Prompt
Output the data below in full, byte for byte. Nothing may differ.

Exercise data
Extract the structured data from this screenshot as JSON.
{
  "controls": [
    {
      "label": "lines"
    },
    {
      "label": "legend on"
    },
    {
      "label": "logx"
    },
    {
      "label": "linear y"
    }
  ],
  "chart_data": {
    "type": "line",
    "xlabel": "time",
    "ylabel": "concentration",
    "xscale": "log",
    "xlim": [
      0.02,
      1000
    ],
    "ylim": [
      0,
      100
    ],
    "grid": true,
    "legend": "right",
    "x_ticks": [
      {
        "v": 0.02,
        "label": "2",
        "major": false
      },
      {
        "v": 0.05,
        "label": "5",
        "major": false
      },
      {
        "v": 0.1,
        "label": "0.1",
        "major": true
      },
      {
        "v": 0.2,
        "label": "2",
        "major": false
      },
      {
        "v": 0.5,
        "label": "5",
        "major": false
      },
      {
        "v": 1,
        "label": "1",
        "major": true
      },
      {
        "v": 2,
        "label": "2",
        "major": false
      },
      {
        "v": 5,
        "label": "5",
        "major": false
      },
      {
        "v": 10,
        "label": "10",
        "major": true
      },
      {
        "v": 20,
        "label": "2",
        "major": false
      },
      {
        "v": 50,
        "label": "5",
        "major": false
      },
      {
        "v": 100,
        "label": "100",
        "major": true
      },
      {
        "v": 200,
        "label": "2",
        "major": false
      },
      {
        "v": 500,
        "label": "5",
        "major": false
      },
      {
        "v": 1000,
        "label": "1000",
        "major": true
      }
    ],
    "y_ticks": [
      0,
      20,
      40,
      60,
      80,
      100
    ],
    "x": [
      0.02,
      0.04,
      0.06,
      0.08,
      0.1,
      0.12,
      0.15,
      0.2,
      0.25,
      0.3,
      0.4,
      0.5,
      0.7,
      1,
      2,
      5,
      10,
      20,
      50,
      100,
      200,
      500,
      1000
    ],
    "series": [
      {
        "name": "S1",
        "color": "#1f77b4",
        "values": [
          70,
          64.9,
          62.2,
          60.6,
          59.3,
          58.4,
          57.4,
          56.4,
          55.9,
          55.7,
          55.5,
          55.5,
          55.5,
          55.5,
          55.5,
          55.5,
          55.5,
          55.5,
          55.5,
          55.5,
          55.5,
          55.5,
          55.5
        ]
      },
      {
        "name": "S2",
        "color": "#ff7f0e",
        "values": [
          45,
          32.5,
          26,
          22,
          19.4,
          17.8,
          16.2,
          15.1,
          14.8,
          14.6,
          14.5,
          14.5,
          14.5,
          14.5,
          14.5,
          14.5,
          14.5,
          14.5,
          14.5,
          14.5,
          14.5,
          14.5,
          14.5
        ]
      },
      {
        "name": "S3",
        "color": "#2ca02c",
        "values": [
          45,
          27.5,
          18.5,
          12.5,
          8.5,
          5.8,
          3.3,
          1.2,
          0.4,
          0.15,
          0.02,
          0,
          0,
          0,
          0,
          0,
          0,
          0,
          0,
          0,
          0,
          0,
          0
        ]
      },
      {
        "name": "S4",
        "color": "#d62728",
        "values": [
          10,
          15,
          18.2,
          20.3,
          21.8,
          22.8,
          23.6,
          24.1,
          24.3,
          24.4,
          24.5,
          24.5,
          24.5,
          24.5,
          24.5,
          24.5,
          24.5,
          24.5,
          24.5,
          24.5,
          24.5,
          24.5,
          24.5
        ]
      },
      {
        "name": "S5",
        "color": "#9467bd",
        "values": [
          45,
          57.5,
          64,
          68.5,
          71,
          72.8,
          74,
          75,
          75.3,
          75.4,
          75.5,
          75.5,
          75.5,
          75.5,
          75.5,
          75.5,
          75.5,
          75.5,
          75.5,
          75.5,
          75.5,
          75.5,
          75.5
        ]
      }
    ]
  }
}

Answer to this exercise
Extract the structured data from this screenshot as JSON.
{
  "controls": [
    {
      "label": "lines"
    },
    {
      "label": "legend on"
    },
    {
      "label": "logx"
    },
    {
      "label": "linear y"
    }
  ],
  "chart_data": {
    "type": "line",
    "xlabel": "time",
    "ylabel": "concentration",
    "xscale": "log",
    "xlim": [
      0.02,
      1000
    ],
    "ylim": [
      0,
      100
    ],
    "grid": true,
    "legend": "right",
    "x_ticks": [
      {
        "v": 0.02,
        "label": "2",
        "major": false
      },
      {
        "v": 0.05,
        "label": "5",
        "major": false
      },
      {
        "v": 0.1,
        "label": "0.1",
        "major": true
      },
      {
        "v": 0.2,
        "label": "2",
        "major": false
      },
      {
        "v": 0.5,
        "label": "5",
        "major": false
      },
      {
        "v": 1,
        "label": "1",
        "major": true
      },
      {
        "v": 2,
        "label": "2",
        "major": false
      },
      {
        "v": 5,
        "label": "5",
        "major": false
      },
      {
        "v": 10,
        "label": "10",
        "major": true
      },
      {
        "v": 20,
        "label": "2",
        "major": false
      },
      {
        "v": 50,
        "label": "5",
        "major": false
      },
      {
        "v": 100,
        "label": "100",
        "major": true
      },
      {
        "v": 200,
        "label": "2",
        "major": false
      },
      {
        "v": 500,
        "label": "5",
        "major": false
      },
      {
        "v": 1000,
        "label": "1000",
        "major": true
      }
    ],
    "y_ticks": [
      0,
      20,
      40,
      60,
      80,
      100
    ],
    "x": [
      0.02,
      0.04,
      0.06,
      0.08,
      0.1,
      0.12,
      0.15,
      0.2,
      0.25,
      0.3,
      0.4,
      0.5,
      0.7,
      1,
      2,
      5,
      10,
      20,
      50,
      100,
      200,
      500,
      1000
    ],
    "series": [
      {
        "name": "S1",
        "color": "#1f77b4",
        "values": [
          70,
          64.9,
          62.2,
          60.6,
          59.3,
          58.4,
          57.4,
          56.4,
          55.9,
          55.7,
          55.5,
          55.5,
          55.5,
          55.5,
          55.5,
          55.5,
          55.5,
          55.5,
          55.5,
          55.5,
          55.5,
          55.5,
          55.5
        ]
      },
      {
        "name": "S2",
        "color": "#ff7f0e",
        "values": [
          45,
          32.5,
          26,
          22,
          19.4,
          17.8,
          16.2,
          15.1,
          14.8,
          14.6,
          14.5,
          14.5,
          14.5,
          14.5,
          14.5,
          14.5,
          14.5,
          14.5,
          14.5,
          14.5,
          14.5,
          14.5,
          14.5
        ]
      },
      {
        "name": "S3",
        "color": "#2ca02c",
        "values": [
          45,
          27.5,
          18.5,
          12.5,
          8.5,
          5.8,
          3.3,
          1.2,
          0.4,
          0.15,
          0.02,
          0,
          0,
          0,
          0,
          0,
          0,
          0,
          0,
          0,
          0,
          0,
          0
        ]
      },
      {
        "name": "S4",
        "color": "#d62728",
        "values": [
          10,
          15,
          18.2,
          20.3,
          21.8,
          22.8,
          23.6,
          24.1,
          24.3,
          24.4,
          24.5,
          24.5,
          24.5,
          24.5,
          24.5,
          24.5,
          24.5,
          24.5,
          24.5,
          24.5,
          24.5,
          24.5,
          24.5
        ]
      },
      {
        "name": "S5",
        "color": "#9467bd",
        "values": [
          45,
          57.5,
          64,
          68.5,
          71,
          72.8,
          74,
          75,
          75.3,
          75.4,
          75.5,
          75.5,
          75.5,
          75.5,
          75.5,
          75.5,
          75.5,
          75.5,
          75.5,
          75.5,
          75.5,
          75.5,
          75.5
        ]
      }
    ]
  }
}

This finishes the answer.